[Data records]
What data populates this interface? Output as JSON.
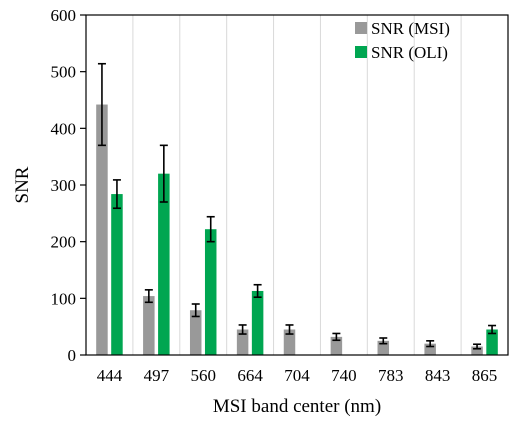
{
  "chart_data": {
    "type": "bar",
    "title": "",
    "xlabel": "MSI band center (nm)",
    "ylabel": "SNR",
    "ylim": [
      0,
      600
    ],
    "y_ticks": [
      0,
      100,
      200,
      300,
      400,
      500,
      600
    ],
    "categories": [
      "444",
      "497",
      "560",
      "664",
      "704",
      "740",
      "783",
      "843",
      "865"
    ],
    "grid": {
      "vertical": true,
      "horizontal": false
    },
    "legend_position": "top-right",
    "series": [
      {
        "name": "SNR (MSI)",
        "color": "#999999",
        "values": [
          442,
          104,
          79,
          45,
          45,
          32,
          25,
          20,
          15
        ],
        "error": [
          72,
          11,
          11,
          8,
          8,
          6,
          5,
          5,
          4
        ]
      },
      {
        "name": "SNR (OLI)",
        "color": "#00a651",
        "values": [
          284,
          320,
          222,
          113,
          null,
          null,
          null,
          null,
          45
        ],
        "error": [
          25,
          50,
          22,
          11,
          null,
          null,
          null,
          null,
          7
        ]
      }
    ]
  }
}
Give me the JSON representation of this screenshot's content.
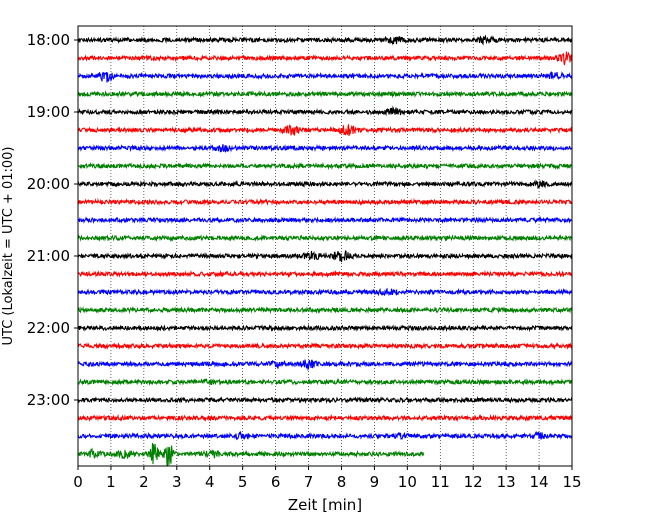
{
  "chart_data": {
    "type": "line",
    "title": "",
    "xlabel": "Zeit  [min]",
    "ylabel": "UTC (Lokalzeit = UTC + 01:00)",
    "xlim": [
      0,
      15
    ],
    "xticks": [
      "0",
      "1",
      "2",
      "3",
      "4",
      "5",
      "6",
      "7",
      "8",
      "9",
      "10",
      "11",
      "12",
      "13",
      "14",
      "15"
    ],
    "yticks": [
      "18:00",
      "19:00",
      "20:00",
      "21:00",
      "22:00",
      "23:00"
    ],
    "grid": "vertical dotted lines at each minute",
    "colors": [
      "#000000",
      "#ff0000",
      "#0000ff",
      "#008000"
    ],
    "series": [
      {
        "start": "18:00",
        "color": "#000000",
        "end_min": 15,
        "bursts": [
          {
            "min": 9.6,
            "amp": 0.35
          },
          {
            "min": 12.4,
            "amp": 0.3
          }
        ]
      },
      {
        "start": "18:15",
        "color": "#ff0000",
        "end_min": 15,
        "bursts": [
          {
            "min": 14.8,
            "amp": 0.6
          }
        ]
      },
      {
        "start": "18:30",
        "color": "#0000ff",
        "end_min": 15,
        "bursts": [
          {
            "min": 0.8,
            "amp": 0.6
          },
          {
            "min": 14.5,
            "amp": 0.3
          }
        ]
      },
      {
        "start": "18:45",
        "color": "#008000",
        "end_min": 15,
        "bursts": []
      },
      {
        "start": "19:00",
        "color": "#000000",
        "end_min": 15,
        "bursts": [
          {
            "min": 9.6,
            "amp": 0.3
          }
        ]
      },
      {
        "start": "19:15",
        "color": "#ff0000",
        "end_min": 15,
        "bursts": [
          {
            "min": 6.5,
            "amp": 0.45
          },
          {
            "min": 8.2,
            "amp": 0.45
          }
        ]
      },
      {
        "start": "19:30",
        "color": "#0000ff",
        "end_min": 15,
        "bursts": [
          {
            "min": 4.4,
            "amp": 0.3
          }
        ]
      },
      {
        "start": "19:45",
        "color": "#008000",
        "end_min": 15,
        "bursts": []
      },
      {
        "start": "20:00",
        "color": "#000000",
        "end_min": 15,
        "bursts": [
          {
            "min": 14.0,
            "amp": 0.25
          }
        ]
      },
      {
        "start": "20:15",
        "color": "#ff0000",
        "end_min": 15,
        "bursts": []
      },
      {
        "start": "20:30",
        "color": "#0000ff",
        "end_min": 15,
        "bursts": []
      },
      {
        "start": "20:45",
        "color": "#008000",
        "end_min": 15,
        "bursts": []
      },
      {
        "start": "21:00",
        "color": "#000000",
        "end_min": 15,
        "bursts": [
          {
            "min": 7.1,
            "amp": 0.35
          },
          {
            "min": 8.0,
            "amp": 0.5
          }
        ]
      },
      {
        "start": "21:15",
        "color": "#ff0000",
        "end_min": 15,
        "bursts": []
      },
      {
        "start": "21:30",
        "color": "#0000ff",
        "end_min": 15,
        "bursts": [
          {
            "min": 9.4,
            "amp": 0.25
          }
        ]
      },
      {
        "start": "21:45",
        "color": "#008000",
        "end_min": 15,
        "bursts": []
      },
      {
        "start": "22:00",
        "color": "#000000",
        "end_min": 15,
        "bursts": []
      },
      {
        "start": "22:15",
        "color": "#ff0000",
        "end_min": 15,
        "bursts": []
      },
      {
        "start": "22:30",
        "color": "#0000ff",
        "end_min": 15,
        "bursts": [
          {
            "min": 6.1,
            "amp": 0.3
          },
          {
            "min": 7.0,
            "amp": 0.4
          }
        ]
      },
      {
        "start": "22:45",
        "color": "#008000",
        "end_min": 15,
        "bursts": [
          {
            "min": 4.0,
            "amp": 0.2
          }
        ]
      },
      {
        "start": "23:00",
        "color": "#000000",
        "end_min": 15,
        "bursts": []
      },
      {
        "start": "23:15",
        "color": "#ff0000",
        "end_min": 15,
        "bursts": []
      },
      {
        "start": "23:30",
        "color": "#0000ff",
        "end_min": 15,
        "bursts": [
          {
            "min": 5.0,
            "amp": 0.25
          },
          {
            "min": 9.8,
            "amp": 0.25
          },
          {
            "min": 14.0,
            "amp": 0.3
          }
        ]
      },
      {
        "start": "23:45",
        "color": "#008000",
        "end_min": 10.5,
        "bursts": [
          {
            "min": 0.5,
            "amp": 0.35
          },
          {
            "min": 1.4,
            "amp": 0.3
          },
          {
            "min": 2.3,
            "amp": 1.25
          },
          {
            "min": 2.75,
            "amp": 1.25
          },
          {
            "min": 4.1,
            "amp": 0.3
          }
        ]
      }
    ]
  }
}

## Task statement
Each record above should come back exactly the same, only without its pictures.

## The reply
What data populates this interface? Output as JSON.
{
  "chart_data": {
    "type": "bar",
    "title": "",
    "xlabel": "MSI band center (nm)",
    "ylabel": "SNR",
    "ylim": [
      0,
      600
    ],
    "y_ticks": [
      0,
      100,
      200,
      300,
      400,
      500,
      600
    ],
    "categories": [
      "444",
      "497",
      "560",
      "664",
      "704",
      "740",
      "783",
      "843",
      "865"
    ],
    "grid": {
      "vertical": true,
      "horizontal": false
    },
    "legend_position": "top-right",
    "series": [
      {
        "name": "SNR (MSI)",
        "color": "#999999",
        "values": [
          442,
          104,
          79,
          45,
          45,
          32,
          25,
          20,
          15
        ],
        "error": [
          72,
          11,
          11,
          8,
          8,
          6,
          5,
          5,
          4
        ]
      },
      {
        "name": "SNR (OLI)",
        "color": "#00a651",
        "values": [
          284,
          320,
          222,
          113,
          null,
          null,
          null,
          null,
          45
        ],
        "error": [
          25,
          50,
          22,
          11,
          null,
          null,
          null,
          null,
          7
        ]
      }
    ]
  }
}
Give me the JSON representation of this screenshot's content.
{
  "chart_data": {
    "type": "line",
    "title": "",
    "xlabel": "Zeit  [min]",
    "ylabel": "UTC (Lokalzeit = UTC + 01:00)",
    "xlim": [
      0,
      15
    ],
    "xticks": [
      "0",
      "1",
      "2",
      "3",
      "4",
      "5",
      "6",
      "7",
      "8",
      "9",
      "10",
      "11",
      "12",
      "13",
      "14",
      "15"
    ],
    "yticks": [
      "18:00",
      "19:00",
      "20:00",
      "21:00",
      "22:00",
      "23:00"
    ],
    "grid": "vertical dotted lines at each minute",
    "colors": [
      "#000000",
      "#ff0000",
      "#0000ff",
      "#008000"
    ],
    "series": [
      {
        "start": "18:00",
        "color": "#000000",
        "end_min": 15,
        "bursts": [
          {
            "min": 9.6,
            "amp": 0.35
          },
          {
            "min": 12.4,
            "amp": 0.3
          }
        ]
      },
      {
        "start": "18:15",
        "color": "#ff0000",
        "end_min": 15,
        "bursts": [
          {
            "min": 14.8,
            "amp": 0.6
          }
        ]
      },
      {
        "start": "18:30",
        "color": "#0000ff",
        "end_min": 15,
        "bursts": [
          {
            "min": 0.8,
            "amp": 0.6
          },
          {
            "min": 14.5,
            "amp": 0.3
          }
        ]
      },
      {
        "start": "18:45",
        "color": "#008000",
        "end_min": 15,
        "bursts": []
      },
      {
        "start": "19:00",
        "color": "#000000",
        "end_min": 15,
        "bursts": [
          {
            "min": 9.6,
            "amp": 0.3
          }
        ]
      },
      {
        "start": "19:15",
        "color": "#ff0000",
        "end_min": 15,
        "bursts": [
          {
            "min": 6.5,
            "amp": 0.45
          },
          {
            "min": 8.2,
            "amp": 0.45
          }
        ]
      },
      {
        "start": "19:30",
        "color": "#0000ff",
        "end_min": 15,
        "bursts": [
          {
            "min": 4.4,
            "amp": 0.3
          }
        ]
      },
      {
        "start": "19:45",
        "color": "#008000",
        "end_min": 15,
        "bursts": []
      },
      {
        "start": "20:00",
        "color": "#000000",
        "end_min": 15,
        "bursts": [
          {
            "min": 14.0,
            "amp": 0.25
          }
        ]
      },
      {
        "start": "20:15",
        "color": "#ff0000",
        "end_min": 15,
        "bursts": []
      },
      {
        "start": "20:30",
        "color": "#0000ff",
        "end_min": 15,
        "bursts": []
      },
      {
        "start": "20:45",
        "color": "#008000",
        "end_min": 15,
        "bursts": []
      },
      {
        "start": "21:00",
        "color": "#000000",
        "end_min": 15,
        "bursts": [
          {
            "min": 7.1,
            "amp": 0.35
          },
          {
            "min": 8.0,
            "amp": 0.5
          }
        ]
      },
      {
        "start": "21:15",
        "color": "#ff0000",
        "end_min": 15,
        "bursts": []
      },
      {
        "start": "21:30",
        "color": "#0000ff",
        "end_min": 15,
        "bursts": [
          {
            "min": 9.4,
            "amp": 0.25
          }
        ]
      },
      {
        "start": "21:45",
        "color": "#008000",
        "end_min": 15,
        "bursts": []
      },
      {
        "start": "22:00",
        "color": "#000000",
        "end_min": 15,
        "bursts": []
      },
      {
        "start": "22:15",
        "color": "#ff0000",
        "end_min": 15,
        "bursts": []
      },
      {
        "start": "22:30",
        "color": "#0000ff",
        "end_min": 15,
        "bursts": [
          {
            "min": 6.1,
            "amp": 0.3
          },
          {
            "min": 7.0,
            "amp": 0.4
          }
        ]
      },
      {
        "start": "22:45",
        "color": "#008000",
        "end_min": 15,
        "bursts": [
          {
            "min": 4.0,
            "amp": 0.2
          }
        ]
      },
      {
        "start": "23:00",
        "color": "#000000",
        "end_min": 15,
        "bursts": []
      },
      {
        "start": "23:15",
        "color": "#ff0000",
        "end_min": 15,
        "bursts": []
      },
      {
        "start": "23:30",
        "color": "#0000ff",
        "end_min": 15,
        "bursts": [
          {
            "min": 5.0,
            "amp": 0.25
          },
          {
            "min": 9.8,
            "amp": 0.25
          },
          {
            "min": 14.0,
            "amp": 0.3
          }
        ]
      },
      {
        "start": "23:45",
        "color": "#008000",
        "end_min": 10.5,
        "bursts": [
          {
            "min": 0.5,
            "amp": 0.35
          },
          {
            "min": 1.4,
            "amp": 0.3
          },
          {
            "min": 2.3,
            "amp": 1.25
          },
          {
            "min": 2.75,
            "amp": 1.25
          },
          {
            "min": 4.1,
            "amp": 0.3
          }
        ]
      }
    ]
  }
}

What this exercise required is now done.